:: WHAT IS NEEDED ::
Quote every line as given.
>>>
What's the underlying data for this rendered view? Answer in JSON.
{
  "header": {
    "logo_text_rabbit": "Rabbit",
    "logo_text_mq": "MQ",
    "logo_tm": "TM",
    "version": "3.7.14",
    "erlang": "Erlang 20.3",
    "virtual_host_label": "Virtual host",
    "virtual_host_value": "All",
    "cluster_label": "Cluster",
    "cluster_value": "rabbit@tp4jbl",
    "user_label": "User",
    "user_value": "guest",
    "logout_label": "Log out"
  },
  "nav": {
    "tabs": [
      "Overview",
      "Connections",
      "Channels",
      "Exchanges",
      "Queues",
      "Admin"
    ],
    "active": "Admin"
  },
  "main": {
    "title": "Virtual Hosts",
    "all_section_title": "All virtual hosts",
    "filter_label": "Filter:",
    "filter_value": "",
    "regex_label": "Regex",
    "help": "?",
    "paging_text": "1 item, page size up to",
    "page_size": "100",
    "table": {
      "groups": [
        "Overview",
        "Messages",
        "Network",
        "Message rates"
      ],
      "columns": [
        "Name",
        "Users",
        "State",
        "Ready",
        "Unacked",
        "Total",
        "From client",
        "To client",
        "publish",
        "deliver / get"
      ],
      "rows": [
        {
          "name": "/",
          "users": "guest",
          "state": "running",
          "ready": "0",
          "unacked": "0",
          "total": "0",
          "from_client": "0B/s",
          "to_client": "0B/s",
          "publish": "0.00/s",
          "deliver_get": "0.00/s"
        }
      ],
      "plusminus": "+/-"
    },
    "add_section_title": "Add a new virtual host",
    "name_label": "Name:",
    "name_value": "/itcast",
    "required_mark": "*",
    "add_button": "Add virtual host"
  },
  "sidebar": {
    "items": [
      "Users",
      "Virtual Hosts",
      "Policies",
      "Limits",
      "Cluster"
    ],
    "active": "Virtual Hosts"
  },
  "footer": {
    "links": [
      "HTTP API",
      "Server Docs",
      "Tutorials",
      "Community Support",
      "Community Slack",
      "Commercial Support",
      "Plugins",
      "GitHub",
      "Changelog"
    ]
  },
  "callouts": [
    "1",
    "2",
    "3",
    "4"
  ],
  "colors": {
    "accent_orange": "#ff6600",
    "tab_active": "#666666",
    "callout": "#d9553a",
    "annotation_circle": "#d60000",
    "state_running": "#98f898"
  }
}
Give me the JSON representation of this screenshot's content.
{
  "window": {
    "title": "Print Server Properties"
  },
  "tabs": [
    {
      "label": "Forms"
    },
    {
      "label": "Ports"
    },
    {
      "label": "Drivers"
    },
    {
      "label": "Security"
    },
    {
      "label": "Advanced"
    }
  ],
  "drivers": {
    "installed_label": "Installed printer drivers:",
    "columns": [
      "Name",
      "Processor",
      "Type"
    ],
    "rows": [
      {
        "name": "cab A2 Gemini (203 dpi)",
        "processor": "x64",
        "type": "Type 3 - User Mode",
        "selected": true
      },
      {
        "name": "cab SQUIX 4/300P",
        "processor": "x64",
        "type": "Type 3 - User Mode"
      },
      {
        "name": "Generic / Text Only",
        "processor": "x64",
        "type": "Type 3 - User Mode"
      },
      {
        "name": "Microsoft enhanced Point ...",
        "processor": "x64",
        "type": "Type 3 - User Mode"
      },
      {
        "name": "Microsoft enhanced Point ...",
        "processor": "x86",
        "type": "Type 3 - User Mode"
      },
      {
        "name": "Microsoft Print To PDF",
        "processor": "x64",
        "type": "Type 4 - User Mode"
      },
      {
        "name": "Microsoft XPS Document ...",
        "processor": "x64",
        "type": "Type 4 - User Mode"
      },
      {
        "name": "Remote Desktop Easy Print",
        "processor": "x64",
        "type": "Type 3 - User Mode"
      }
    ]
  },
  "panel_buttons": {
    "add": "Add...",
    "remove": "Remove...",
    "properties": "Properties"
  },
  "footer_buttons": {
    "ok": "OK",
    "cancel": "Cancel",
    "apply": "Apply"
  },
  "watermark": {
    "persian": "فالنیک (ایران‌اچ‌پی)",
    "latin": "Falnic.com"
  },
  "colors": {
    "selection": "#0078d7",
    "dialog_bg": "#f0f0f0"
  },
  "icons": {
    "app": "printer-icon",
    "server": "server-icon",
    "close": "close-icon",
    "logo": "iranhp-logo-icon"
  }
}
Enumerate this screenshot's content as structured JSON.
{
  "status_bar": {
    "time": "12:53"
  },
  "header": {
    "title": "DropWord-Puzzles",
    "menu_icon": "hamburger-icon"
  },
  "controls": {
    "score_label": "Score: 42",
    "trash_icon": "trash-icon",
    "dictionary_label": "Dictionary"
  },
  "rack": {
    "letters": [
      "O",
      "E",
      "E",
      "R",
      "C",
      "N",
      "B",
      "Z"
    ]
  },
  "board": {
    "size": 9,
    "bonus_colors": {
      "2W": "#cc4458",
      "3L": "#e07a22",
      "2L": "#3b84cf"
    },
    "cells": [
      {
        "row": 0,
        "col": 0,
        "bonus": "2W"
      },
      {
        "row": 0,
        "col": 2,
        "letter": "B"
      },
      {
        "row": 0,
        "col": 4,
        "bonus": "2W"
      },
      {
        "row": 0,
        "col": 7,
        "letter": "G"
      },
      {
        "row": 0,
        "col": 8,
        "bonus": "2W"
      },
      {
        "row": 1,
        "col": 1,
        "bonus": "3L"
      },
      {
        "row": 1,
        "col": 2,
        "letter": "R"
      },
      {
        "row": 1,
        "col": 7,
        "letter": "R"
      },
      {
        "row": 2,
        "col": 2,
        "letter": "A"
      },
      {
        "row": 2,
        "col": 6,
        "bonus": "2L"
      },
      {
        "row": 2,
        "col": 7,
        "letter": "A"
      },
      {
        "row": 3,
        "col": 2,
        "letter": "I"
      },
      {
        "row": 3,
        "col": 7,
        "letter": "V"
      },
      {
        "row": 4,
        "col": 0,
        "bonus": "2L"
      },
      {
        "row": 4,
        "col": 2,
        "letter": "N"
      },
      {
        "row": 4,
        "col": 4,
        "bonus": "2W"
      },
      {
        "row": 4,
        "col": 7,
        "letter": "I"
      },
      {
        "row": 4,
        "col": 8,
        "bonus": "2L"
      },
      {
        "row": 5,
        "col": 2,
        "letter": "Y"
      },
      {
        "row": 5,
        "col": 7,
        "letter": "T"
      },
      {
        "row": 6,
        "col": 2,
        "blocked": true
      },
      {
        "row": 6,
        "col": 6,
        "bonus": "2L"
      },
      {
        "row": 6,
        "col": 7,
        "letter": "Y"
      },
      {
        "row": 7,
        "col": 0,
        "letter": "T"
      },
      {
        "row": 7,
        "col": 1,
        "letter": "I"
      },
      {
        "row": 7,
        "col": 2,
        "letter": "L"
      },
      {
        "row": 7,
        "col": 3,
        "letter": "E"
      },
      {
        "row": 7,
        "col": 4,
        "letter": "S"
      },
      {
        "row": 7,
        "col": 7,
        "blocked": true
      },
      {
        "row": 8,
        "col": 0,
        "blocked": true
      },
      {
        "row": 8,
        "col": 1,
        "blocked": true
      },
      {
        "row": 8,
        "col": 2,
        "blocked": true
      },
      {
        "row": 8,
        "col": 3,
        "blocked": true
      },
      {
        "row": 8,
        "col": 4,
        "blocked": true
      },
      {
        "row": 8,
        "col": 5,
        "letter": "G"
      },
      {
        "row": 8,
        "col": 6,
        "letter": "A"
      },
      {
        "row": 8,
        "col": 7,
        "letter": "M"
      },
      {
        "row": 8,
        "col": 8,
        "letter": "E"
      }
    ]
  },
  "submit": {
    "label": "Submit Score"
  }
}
<<<
:: FINAL RESULT ::
What's the underlying data for this rendered view? Answer in JSON.
{
  "header": {
    "logo_text_rabbit": "Rabbit",
    "logo_text_mq": "MQ",
    "logo_tm": "TM",
    "version": "3.7.14",
    "erlang": "Erlang 20.3",
    "virtual_host_label": "Virtual host",
    "virtual_host_value": "All",
    "cluster_label": "Cluster",
    "cluster_value": "rabbit@tp4jbl",
    "user_label": "User",
    "user_value": "guest",
    "logout_label": "Log out"
  },
  "nav": {
    "tabs": [
      "Overview",
      "Connections",
      "Channels",
      "Exchanges",
      "Queues",
      "Admin"
    ],
    "active": "Admin"
  },
  "main": {
    "title": "Virtual Hosts",
    "all_section_title": "All virtual hosts",
    "filter_label": "Filter:",
    "filter_value": "",
    "regex_label": "Regex",
    "help": "?",
    "paging_text": "1 item, page size up to",
    "page_size": "100",
    "table": {
      "groups": [
        "Overview",
        "Messages",
        "Network",
        "Message rates"
      ],
      "columns": [
        "Name",
        "Users",
        "State",
        "Ready",
        "Unacked",
        "Total",
        "From client",
        "To client",
        "publish",
        "deliver / get"
      ],
      "rows": [
        {
          "name": "/",
          "users": "guest",
          "state": "running",
          "ready": "0",
          "unacked": "0",
          "total": "0",
          "from_client": "0B/s",
          "to_client": "0B/s",
          "publish": "0.00/s",
          "deliver_get": "0.00/s"
        }
      ],
      "plusminus": "+/-"
    },
    "add_section_title": "Add a new virtual host",
    "name_label": "Name:",
    "name_value": "/itcast",
    "required_mark": "*",
    "add_button": "Add virtual host"
  },
  "sidebar": {
    "items": [
      "Users",
      "Virtual Hosts",
      "Policies",
      "Limits",
      "Cluster"
    ],
    "active": "Virtual Hosts"
  },
  "footer": {
    "links": [
      "HTTP API",
      "Server Docs",
      "Tutorials",
      "Community Support",
      "Community Slack",
      "Commercial Support",
      "Plugins",
      "GitHub",
      "Changelog"
    ]
  },
  "callouts": [
    "1",
    "2",
    "3",
    "4"
  ],
  "colors": {
    "accent_orange": "#ff6600",
    "tab_active": "#666666",
    "callout": "#d9553a",
    "annotation_circle": "#d60000",
    "state_running": "#98f898"
  }
}
Give me the JSON representation of this screenshot's content.
{
  "window": {
    "title": "Print Server Properties"
  },
  "tabs": [
    {
      "label": "Forms"
    },
    {
      "label": "Ports"
    },
    {
      "label": "Drivers"
    },
    {
      "label": "Security"
    },
    {
      "label": "Advanced"
    }
  ],
  "drivers": {
    "installed_label": "Installed printer drivers:",
    "columns": [
      "Name",
      "Processor",
      "Type"
    ],
    "rows": [
      {
        "name": "cab A2 Gemini (203 dpi)",
        "processor": "x64",
        "type": "Type 3 - User Mode",
        "selected": true
      },
      {
        "name": "cab SQUIX 4/300P",
        "processor": "x64",
        "type": "Type 3 - User Mode"
      },
      {
        "name": "Generic / Text Only",
        "processor": "x64",
        "type": "Type 3 - User Mode"
      },
      {
        "name": "Microsoft enhanced Point ...",
        "processor": "x64",
        "type": "Type 3 - User Mode"
      },
      {
        "name": "Microsoft enhanced Point ...",
        "processor": "x86",
        "type": "Type 3 - User Mode"
      },
      {
        "name": "Microsoft Print To PDF",
        "processor": "x64",
        "type": "Type 4 - User Mode"
      },
      {
        "name": "Microsoft XPS Document ...",
        "processor": "x64",
        "type": "Type 4 - User Mode"
      },
      {
        "name": "Remote Desktop Easy Print",
        "processor": "x64",
        "type": "Type 3 - User Mode"
      }
    ]
  },
  "panel_buttons": {
    "add": "Add...",
    "remove": "Remove...",
    "properties": "Properties"
  },
  "footer_buttons": {
    "ok": "OK",
    "cancel": "Cancel",
    "apply": "Apply"
  },
  "watermark": {
    "persian": "فالنیک (ایران‌اچ‌پی)",
    "latin": "Falnic.com"
  },
  "colors": {
    "selection": "#0078d7",
    "dialog_bg": "#f0f0f0"
  },
  "icons": {
    "app": "printer-icon",
    "server": "server-icon",
    "close": "close-icon",
    "logo": "iranhp-logo-icon"
  }
}
Enumerate this screenshot's content as structured JSON.
{
  "status_bar": {
    "time": "12:53"
  },
  "header": {
    "title": "DropWord-Puzzles",
    "menu_icon": "hamburger-icon"
  },
  "controls": {
    "score_label": "Score: 42",
    "trash_icon": "trash-icon",
    "dictionary_label": "Dictionary"
  },
  "rack": {
    "letters": [
      "O",
      "E",
      "E",
      "R",
      "C",
      "N",
      "B",
      "Z"
    ]
  },
  "board": {
    "size": 9,
    "bonus_colors": {
      "2W": "#cc4458",
      "3L": "#e07a22",
      "2L": "#3b84cf"
    },
    "cells": [
      {
        "row": 0,
        "col": 0,
        "bonus": "2W"
      },
      {
        "row": 0,
        "col": 2,
        "letter": "B"
      },
      {
        "row": 0,
        "col": 4,
        "bonus": "2W"
      },
      {
        "row": 0,
        "col": 7,
        "letter": "G"
      },
      {
        "row": 0,
        "col": 8,
        "bonus": "2W"
      },
      {
        "row": 1,
        "col": 1,
        "bonus": "3L"
      },
      {
        "row": 1,
        "col": 2,
        "letter": "R"
      },
      {
        "row": 1,
        "col": 7,
        "letter": "R"
      },
      {
        "row": 2,
        "col": 2,
        "letter": "A"
      },
      {
        "row": 2,
        "col": 6,
        "bonus": "2L"
      },
      {
        "row": 2,
        "col": 7,
        "letter": "A"
      },
      {
        "row": 3,
        "col": 2,
        "letter": "I"
      },
      {
        "row": 3,
        "col": 7,
        "letter": "V"
      },
      {
        "row": 4,
        "col": 0,
        "bonus": "2L"
      },
      {
        "row": 4,
        "col": 2,
        "letter": "N"
      },
      {
        "row": 4,
        "col": 4,
        "bonus": "2W"
      },
      {
        "row": 4,
        "col": 7,
        "letter": "I"
      },
      {
        "row": 4,
        "col": 8,
        "bonus": "2L"
      },
      {
        "row": 5,
        "col": 2,
        "letter": "Y"
      },
      {
        "row": 5,
        "col": 7,
        "letter": "T"
      },
      {
        "row": 6,
        "col": 2,
        "blocked": true
      },
      {
        "row": 6,
        "col": 6,
        "bonus": "2L"
      },
      {
        "row": 6,
        "col": 7,
        "letter": "Y"
      },
      {
        "row": 7,
        "col": 0,
        "letter": "T"
      },
      {
        "row": 7,
        "col": 1,
        "letter": "I"
      },
      {
        "row": 7,
        "col": 2,
        "letter": "L"
      },
      {
        "row": 7,
        "col": 3,
        "letter": "E"
      },
      {
        "row": 7,
        "col": 4,
        "letter": "S"
      },
      {
        "row": 7,
        "col": 7,
        "blocked": true
      },
      {
        "row": 8,
        "col": 0,
        "blocked": true
      },
      {
        "row": 8,
        "col": 1,
        "blocked": true
      },
      {
        "row": 8,
        "col": 2,
        "blocked": true
      },
      {
        "row": 8,
        "col": 3,
        "blocked": true
      },
      {
        "row": 8,
        "col": 4,
        "blocked": true
      },
      {
        "row": 8,
        "col": 5,
        "letter": "G"
      },
      {
        "row": 8,
        "col": 6,
        "letter": "A"
      },
      {
        "row": 8,
        "col": 7,
        "letter": "M"
      },
      {
        "row": 8,
        "col": 8,
        "letter": "E"
      }
    ]
  },
  "submit": {
    "label": "Submit Score"
  }
}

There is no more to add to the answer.